Exercise details
Turn the paragraph that begins "The reason the Capella degli Scrovegni is so famous" in the Padua travel account below into a short bulleted list of its main facts.

Document excerpt
:::

THE ROMAN RUINS OF PADUA

I returned to Padua two days after my first trip and this time I was much more prepared for finding the Roman Arena. The route was simply to exit from the train station (with a good map) and head straight up Corso del Popolo. I crossed over Via Trieste and found myself at the river around the old walls of Padua and a bridge that took me over the water to Torrione dell’Arena. There was no tower to see here but I could see the Capella degli Scrovegni (#4 on map on left) in the distance. I presumed wrongly that if I wandered through the Torrione dell’Arena park that this would lead me to the gate leading into the area where the walls of the Roman arena stood. I didn’t manage to find such a gate but I encountered plenty of school children on excursions and lots of volunteers keeping them off the gardens!

I escaped the gardens and made my way back to Corso del Popolo and walked along to the small piazza where the usual statue of Giuseppe Garibaldi (the military hero of the Italian Unification in the 19th century) stood. This statue was made in 1866 by Ambrogio Borghi. It seems a rule that major Italian cities need to have a prominent statue of Garibaldi. When I went to Bologna and I was walking the Via dell’Independenza; there was Garibaldi again, this time seated on his horse.

In order to inspect the Roman Arena, I had to walk up to the Eremitani Church which I had found two days before but had approached it from the other side. I hadn’t known that the museum and the arena were on the other side of this church. For some obscure reason I thought the Roman Arena would have been part of an open public park but discovered that there was an entry fee to be paid inside Museo Eremitani. This turned out be very convenient for me as I also wanted to visit Padua’s archaeology museum and so it was a bonus to get the two structures in the one area. The only problem was that when I went into the museum to buy my ticket, I met up again with all the same school children on excursion to the same places as me!

The image below shows the four buildings that make up this significant site in Padua. I could see the Capella degli Scrovegni over the fence when I approached through the Torrione dell’Arena. This image is an interesting one in that it shows that the Chapel intrudes over the original line of the walls of the Arena. In Feb 6 1300 CE, a wealthy banker Enrico Scrovegni bought the whole area where the Roman arena had once stood. The original amphitheatre had been built in 70 CE for the viewing of gladiator games. Over the Middle Ages the arena was demolished and its stones and marble were used in the construction of other buildings.

Image above courtesy ‘culturaveneto.it’

There had been a palace built at the back of the future chapel owned by Scrovegni. Apparently the reputation of the pagan games was still part of the living memory of the site and his decision to add a chapel in front of his palazzo next to the old arena was meant to create a new site of Christian rites. Below left is an old painting that has been preserved over the centuries that shows the old Scrovegni Palace and the area where the new chapel was consecrated in 1303.

The reason the Capella degli Scrovegni is so famous is only partly due to it being built over the edge of a Roman Arena. The greatest painter of the time, Giotto, was hired to paint the internal walls of the chapel between 1303-1305CE and one of the information signs near the chapel uses the phrase… “transforming the chapel into a treasure box!” The cross to the left was also executed by Giotto for the Chapel but today it is held in the Eremitani Museum.

:::

Supplied information
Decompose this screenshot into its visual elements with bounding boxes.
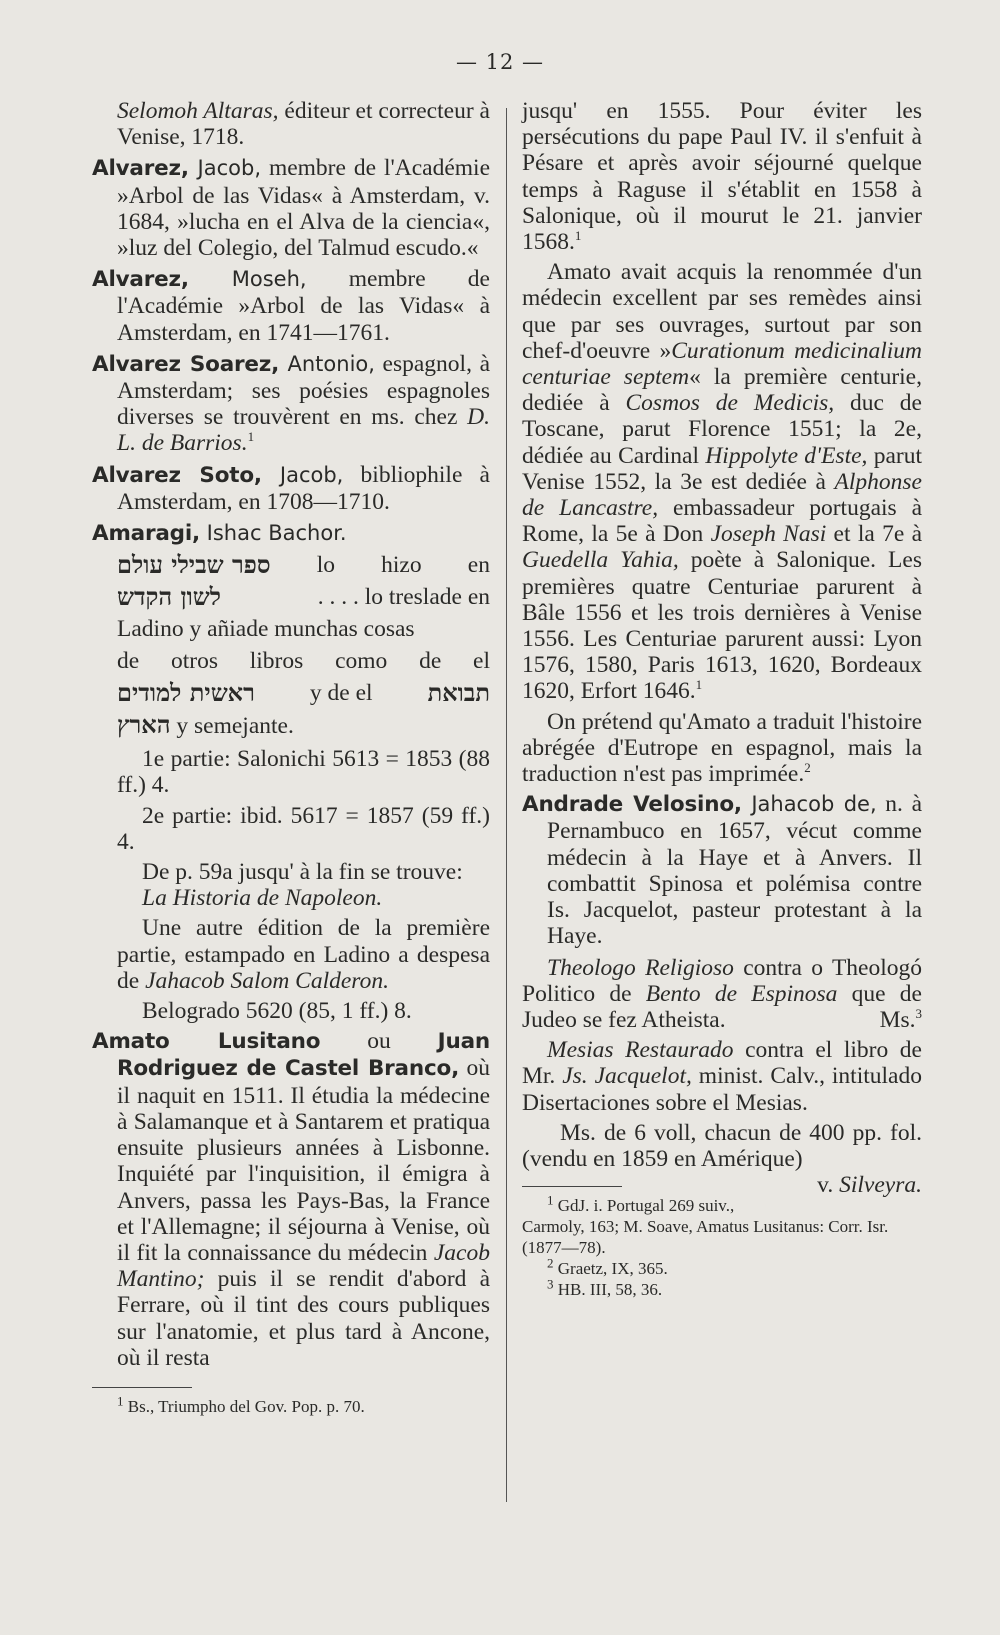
hebrew-title: ראשית למודים [117, 678, 255, 708]
entry-amato-lusitano: Amato Lusitano ou Juan Rodriguez de Castel Branco, où il naquit en 1511. Il étudia la médecine à Salamanque et à Santarem et pratiqua ensuite plusieurs années à Lisbonne. Inquiété par l'inquisition, il émigra à Anvers, passa les Pays-Bas, la France et l'Allemagne; il séjourna à Venise, où il fit la connaissance du médecin Jacob Mantino; puis il se rendit d'abord à Ferrare, où il tint des cours publiques sur l'anatomie, et plus tard à Ancone, où il resta [92, 1028, 490, 1371]
work-theologo: Theologo Religioso contra o Theologó Politico de Bento de Espinosa que de Judeo se fez Atheista. Ms.$^3$ [522, 954, 923, 1033]
entry-alvarez-soarez: Alvarez Soarez, Antonio, espagnol, à Amsterdam; ses poésies espagnoles diverses se trouvèrent en ms. chez D. L. de Barrios.$^1$ [92, 350, 490, 457]
work-mesias: Mesias Restaurado contra el libro de Mr. Js. Jacquelot, minist. Calv., intitulado Disertaciones sobre el Mesias. [522, 1037, 922, 1116]
footnote-1: $^1$ GdJ. i. Portugal 269 suiv., Carmoly, 163; M. Soave, Amatus Lusitanus: Corr. Isr. (1877—78). [522, 1192, 889, 1258]
edition-note: De p. 59a jusqu' à la fin se trouve: [142, 859, 463, 886]
continued-entry: Selomoh Altaras, éditeur et correcteur à Venise, 1718. [117, 98, 490, 151]
entry-alvarez-moseh: Alvarez, Moseh, membre de l'Académie »Arbol de las Vidas« à Amsterdam, en 1741—1761. [92, 266, 490, 346]
amaragi-body: ספר שבילי עולם lo hizo en לשון הקדש . . . . lo treslade en Ladino y añiade munchas cosas de otros libros como de el ראשית למודים y de el תבואת הארץ y semejante. [117, 550, 490, 740]
edition-part-2: 2e partie: ibid. 5617 = 1857 (59 ff.) 4. [117, 802, 490, 855]
headword: Amaragi, [92, 521, 200, 547]
amato-continued: jusqu' en 1555. Pour éviter les persécutions du pape Paul IV. il s'enfuit à Pésare et après avoir séjourné quelque temps à Raguse il s'établit en 1558 à Salonique, où il mourut le 21. janvier 1568.$^1$ [522, 98, 922, 256]
entry-alvarez-jacob: Alvarez, Jacob, membre de l'Académie »Arbol de las Vidas« à Amsterdam, v. 1684, »lucha en el Alva de la ciencia«, »luz del Colegio, del Talmud escudo.« [92, 155, 490, 262]
hebrew-text: לשון הקדש [117, 582, 222, 612]
hebrew-title: הארץ [117, 710, 171, 740]
column-divider [506, 108, 507, 1502]
entry-alvarez-soto: Alvarez Soto, Jacob, bibliophile à Amsterdam, en 1708—1710. [92, 461, 490, 515]
footnote-2: $^2$ Graetz, IX, 365. [547, 1255, 668, 1279]
entry-andrade-velosino: Andrade Velosino, Jahacob de, n. à Pernambuco en 1657, vécut comme médecin à la Haye et à Anvers. Il combattit Spinosa et polémisa contre Is. Jacquelot, pasteur protestant à la Haye. [522, 791, 922, 950]
amato-works: Amato avait acquis la renommée d'un médecin excellent par ses remèdes ainsi que par ses ouvrages, surtout par son chef-d'oeuvre »Curationum medicinalium centuriae septem« la première centurie, dediée à Cosmos de Medicis, duc de Toscane, parut Florence 1551; la 2e, dédiée au Cardinal Hippolyte d'Este, parut Venise 1552, la 3e est dediée à Alphonse de Lancastre, embassadeur portugais à Rome, la 5e à Don Joseph Nasi et la 7e à Guedella Yahia, poète à Salonique. Les premières quatre Centuriae parurent à Bâle 1556 et les trois dernières à Venise 1556. Les Centuriae parurent aussi: Lyon 1576, 1580, Paris 1613, 1620, Bordeaux 1620, Erfort 1646.$^1$ [522, 259, 923, 705]
footnote: $^1$ Bs., Triumpho del Gov. Pop. p. 70. [117, 1393, 365, 1416]
footnote-ref: 1 [247, 429, 255, 445]
headword: Alvarez, [92, 156, 189, 182]
right-column [522, 98, 922, 1300]
edition-other: Une autre édition de la première partie, estampado en Ladino a despesa de Jahacob Salom Calderon. [117, 915, 490, 994]
hebrew-title: תבואת [427, 678, 490, 708]
footnote-3: $^3$ HB. III, 58, 36. [547, 1276, 663, 1300]
headword: Amato Lusitano [92, 1029, 321, 1055]
hebrew-title: ספר שבילי עולם [117, 550, 271, 580]
headword: Alvarez Soto, [92, 462, 262, 488]
amato-translation: On prétend qu'Amato a traduit l'histoire abrégée d'Eutrope en espagnol, mais la traduction n'est pas imprimée.$^2$ [522, 708, 922, 788]
headword: Andrade Velosino, [522, 792, 742, 818]
footnote-rule [92, 1387, 192, 1388]
edition-title: La Historia de Napoleon. [142, 885, 383, 912]
manuscript-note: Ms. de 6 voll, chacun de 400 pp. fol. (vendu en 1859 en Amérique) v. Silveyra. [522, 1119, 922, 1199]
headword: Alvarez, [92, 267, 189, 293]
left-column [92, 98, 490, 1417]
edition-belgrade: Belogrado 5620 (85, 1 ff.) 8. [142, 998, 412, 1025]
footnote-rule [522, 1186, 622, 1187]
entry-amaragi: Amaragi, Ishac Bachor. [92, 521, 347, 547]
headword: Alvarez Soarez, [92, 351, 280, 377]
edition-part-1: 1e partie: Salonichi 5613 = 1853 (88 ff.) 4. [117, 746, 490, 799]
page-number: — 12 — [455, 50, 545, 74]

:::

Exercise answer
- The Capella degli Scrovegni's fame comes only partly from its being built over the edge of a Roman arena.
- Giotto, the greatest painter of his time, was hired to paint the chapel's internal walls between 1303 and 1305 CE.
- A nearby information sign describes this work as "transforming the chapel into a treasure box!"
- A cross that Giotto made for the chapel is now held in the Eremitani Museum.